#### [WHAT YOU HAVE TO DO]
From the listing below, return each line that includes "localhost".

====================

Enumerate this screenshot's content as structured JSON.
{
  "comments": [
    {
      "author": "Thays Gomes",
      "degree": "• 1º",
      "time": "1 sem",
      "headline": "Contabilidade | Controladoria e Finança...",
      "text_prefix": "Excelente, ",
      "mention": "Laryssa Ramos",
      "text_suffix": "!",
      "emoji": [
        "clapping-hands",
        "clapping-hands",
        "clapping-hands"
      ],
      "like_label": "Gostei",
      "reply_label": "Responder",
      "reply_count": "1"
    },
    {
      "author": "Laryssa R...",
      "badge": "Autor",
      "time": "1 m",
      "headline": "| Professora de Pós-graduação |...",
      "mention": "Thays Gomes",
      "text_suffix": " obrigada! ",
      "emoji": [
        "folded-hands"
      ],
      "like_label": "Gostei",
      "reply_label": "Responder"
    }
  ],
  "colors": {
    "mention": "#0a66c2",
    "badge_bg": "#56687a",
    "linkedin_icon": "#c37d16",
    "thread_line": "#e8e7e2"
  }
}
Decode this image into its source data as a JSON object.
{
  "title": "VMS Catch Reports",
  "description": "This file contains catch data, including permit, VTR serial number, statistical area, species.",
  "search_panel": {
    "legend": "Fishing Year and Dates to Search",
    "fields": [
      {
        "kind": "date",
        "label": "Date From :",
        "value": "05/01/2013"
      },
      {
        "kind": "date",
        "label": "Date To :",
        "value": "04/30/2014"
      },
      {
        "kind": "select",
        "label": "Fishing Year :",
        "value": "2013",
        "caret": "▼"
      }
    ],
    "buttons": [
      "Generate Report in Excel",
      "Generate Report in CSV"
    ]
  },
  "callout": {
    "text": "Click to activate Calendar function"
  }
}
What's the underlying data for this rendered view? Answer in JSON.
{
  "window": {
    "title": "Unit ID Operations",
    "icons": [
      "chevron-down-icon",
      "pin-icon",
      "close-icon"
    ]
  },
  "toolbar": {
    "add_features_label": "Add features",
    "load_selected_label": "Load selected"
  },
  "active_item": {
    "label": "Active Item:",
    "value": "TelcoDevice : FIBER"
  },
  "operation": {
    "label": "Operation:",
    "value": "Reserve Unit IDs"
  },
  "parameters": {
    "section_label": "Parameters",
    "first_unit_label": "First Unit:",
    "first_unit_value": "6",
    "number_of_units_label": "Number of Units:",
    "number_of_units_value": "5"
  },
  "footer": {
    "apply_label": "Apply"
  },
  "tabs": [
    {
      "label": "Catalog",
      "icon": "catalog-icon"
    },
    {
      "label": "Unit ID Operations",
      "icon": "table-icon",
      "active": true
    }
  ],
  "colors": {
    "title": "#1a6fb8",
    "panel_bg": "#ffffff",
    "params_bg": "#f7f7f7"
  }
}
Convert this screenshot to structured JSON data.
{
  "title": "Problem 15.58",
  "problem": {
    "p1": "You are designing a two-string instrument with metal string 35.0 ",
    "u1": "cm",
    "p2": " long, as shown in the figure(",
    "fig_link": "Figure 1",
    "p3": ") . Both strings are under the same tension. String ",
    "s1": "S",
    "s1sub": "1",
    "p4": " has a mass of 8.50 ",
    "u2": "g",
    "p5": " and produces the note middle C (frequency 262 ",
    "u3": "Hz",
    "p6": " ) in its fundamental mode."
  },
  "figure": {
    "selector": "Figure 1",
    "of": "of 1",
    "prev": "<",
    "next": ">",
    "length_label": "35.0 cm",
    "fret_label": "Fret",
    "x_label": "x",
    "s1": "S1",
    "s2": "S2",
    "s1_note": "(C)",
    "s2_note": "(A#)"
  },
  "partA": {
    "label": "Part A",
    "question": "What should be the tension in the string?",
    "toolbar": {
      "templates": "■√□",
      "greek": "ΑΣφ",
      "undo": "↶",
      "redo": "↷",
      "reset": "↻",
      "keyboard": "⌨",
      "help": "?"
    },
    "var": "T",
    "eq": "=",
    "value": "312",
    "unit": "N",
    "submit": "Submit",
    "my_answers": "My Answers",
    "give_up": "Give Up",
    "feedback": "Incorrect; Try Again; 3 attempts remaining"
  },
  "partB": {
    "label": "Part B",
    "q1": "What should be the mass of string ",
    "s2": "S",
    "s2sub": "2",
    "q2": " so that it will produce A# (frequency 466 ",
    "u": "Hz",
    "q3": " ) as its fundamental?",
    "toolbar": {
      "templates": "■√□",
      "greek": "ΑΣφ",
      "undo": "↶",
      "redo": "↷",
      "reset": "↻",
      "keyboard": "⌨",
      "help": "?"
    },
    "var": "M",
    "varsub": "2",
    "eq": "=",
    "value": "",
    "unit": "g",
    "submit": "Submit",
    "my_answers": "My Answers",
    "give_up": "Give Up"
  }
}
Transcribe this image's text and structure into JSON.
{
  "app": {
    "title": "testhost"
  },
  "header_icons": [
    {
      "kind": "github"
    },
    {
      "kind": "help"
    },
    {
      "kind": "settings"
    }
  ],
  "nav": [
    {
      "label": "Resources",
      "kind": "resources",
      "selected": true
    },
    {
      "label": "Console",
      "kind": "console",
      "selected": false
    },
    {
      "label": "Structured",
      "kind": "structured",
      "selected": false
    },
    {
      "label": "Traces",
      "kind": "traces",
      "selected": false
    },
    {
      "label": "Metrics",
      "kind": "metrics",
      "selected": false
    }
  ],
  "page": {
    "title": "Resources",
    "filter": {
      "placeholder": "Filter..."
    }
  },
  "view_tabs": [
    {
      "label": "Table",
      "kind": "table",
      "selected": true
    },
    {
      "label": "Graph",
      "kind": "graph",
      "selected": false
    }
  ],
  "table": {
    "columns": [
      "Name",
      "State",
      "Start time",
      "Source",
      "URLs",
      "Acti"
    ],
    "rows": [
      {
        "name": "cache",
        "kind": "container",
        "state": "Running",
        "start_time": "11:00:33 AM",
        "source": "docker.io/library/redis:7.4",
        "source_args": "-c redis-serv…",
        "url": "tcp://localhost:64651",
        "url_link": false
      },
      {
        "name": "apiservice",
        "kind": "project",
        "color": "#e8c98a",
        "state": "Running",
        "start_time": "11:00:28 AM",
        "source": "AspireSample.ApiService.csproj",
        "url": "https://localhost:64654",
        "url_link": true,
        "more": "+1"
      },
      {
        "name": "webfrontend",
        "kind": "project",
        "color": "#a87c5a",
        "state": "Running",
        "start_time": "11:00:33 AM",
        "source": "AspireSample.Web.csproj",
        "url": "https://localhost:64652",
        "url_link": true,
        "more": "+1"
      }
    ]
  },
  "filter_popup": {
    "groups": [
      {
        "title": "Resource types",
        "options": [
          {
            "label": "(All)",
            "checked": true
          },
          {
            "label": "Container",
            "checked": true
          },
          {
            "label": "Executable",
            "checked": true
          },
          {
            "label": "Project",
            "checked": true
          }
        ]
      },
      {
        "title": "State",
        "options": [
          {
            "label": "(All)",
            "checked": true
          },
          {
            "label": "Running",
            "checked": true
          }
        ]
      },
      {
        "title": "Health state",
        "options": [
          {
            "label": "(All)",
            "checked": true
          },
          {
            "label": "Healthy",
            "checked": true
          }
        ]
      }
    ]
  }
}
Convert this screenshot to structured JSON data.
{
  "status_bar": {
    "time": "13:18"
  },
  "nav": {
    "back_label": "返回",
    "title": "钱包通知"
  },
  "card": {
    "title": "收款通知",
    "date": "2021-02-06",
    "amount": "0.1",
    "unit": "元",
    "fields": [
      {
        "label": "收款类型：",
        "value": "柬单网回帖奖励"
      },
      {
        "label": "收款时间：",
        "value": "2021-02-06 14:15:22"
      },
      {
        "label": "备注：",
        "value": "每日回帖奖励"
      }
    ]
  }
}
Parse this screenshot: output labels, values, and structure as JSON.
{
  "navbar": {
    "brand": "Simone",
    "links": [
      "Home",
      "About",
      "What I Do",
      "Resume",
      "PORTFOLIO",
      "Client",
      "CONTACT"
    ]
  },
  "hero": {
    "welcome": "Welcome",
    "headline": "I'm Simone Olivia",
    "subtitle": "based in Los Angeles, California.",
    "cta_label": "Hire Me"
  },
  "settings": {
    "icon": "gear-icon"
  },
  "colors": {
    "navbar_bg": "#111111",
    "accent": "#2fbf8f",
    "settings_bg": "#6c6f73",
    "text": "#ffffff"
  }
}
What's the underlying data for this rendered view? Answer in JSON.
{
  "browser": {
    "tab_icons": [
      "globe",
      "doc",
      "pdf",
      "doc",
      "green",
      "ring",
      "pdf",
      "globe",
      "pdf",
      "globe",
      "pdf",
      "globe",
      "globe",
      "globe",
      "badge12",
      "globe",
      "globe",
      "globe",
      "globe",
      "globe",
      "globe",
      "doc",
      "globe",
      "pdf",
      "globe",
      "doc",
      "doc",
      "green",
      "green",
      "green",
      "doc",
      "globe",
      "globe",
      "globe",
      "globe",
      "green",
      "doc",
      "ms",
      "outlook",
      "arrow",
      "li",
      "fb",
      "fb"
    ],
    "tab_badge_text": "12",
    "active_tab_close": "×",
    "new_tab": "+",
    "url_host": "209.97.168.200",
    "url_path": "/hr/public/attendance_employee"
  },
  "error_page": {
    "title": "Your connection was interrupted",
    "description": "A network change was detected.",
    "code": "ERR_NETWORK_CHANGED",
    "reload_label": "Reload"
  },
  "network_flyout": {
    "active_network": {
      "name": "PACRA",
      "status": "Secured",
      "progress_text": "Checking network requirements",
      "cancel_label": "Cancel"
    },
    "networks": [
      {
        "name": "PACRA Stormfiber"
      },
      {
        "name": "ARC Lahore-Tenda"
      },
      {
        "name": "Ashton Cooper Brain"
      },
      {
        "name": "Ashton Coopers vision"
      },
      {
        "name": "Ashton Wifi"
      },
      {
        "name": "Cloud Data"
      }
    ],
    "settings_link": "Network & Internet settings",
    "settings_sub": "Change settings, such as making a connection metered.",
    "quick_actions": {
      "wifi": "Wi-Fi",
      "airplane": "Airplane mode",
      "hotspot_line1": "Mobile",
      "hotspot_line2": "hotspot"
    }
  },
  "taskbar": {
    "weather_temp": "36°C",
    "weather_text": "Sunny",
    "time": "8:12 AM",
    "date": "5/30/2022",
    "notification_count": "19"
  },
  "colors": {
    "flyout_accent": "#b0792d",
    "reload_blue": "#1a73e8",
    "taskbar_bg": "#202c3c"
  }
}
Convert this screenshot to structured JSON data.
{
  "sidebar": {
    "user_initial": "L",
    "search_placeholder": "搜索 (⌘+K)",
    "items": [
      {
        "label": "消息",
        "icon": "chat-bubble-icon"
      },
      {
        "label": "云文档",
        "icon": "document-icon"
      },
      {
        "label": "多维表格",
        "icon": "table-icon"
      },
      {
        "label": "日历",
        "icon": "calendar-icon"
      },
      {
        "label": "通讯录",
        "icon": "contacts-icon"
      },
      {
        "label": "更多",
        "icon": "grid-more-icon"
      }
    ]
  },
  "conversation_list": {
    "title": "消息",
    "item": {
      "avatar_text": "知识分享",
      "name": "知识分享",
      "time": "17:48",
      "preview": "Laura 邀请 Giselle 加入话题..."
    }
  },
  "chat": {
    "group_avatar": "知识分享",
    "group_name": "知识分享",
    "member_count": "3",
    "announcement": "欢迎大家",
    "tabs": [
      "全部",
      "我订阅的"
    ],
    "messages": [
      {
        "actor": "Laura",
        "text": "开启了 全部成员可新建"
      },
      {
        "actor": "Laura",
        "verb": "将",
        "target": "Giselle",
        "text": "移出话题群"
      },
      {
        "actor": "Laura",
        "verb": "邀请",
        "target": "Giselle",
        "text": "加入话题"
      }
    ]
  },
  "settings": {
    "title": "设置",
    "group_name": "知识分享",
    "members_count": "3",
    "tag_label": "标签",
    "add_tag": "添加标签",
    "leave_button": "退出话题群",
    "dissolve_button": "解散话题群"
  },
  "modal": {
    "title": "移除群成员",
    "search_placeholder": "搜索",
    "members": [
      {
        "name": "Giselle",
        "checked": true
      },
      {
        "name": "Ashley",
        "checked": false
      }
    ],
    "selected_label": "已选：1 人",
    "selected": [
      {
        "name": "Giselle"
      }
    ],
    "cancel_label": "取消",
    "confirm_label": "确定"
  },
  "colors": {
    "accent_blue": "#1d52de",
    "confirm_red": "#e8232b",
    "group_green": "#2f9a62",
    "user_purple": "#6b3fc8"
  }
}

====================

#### [THE OUTPUT]
        "url": "tcp://localhost:64651",
        "url": "https://localhost:64654",
        "url": "https://localhost:64652",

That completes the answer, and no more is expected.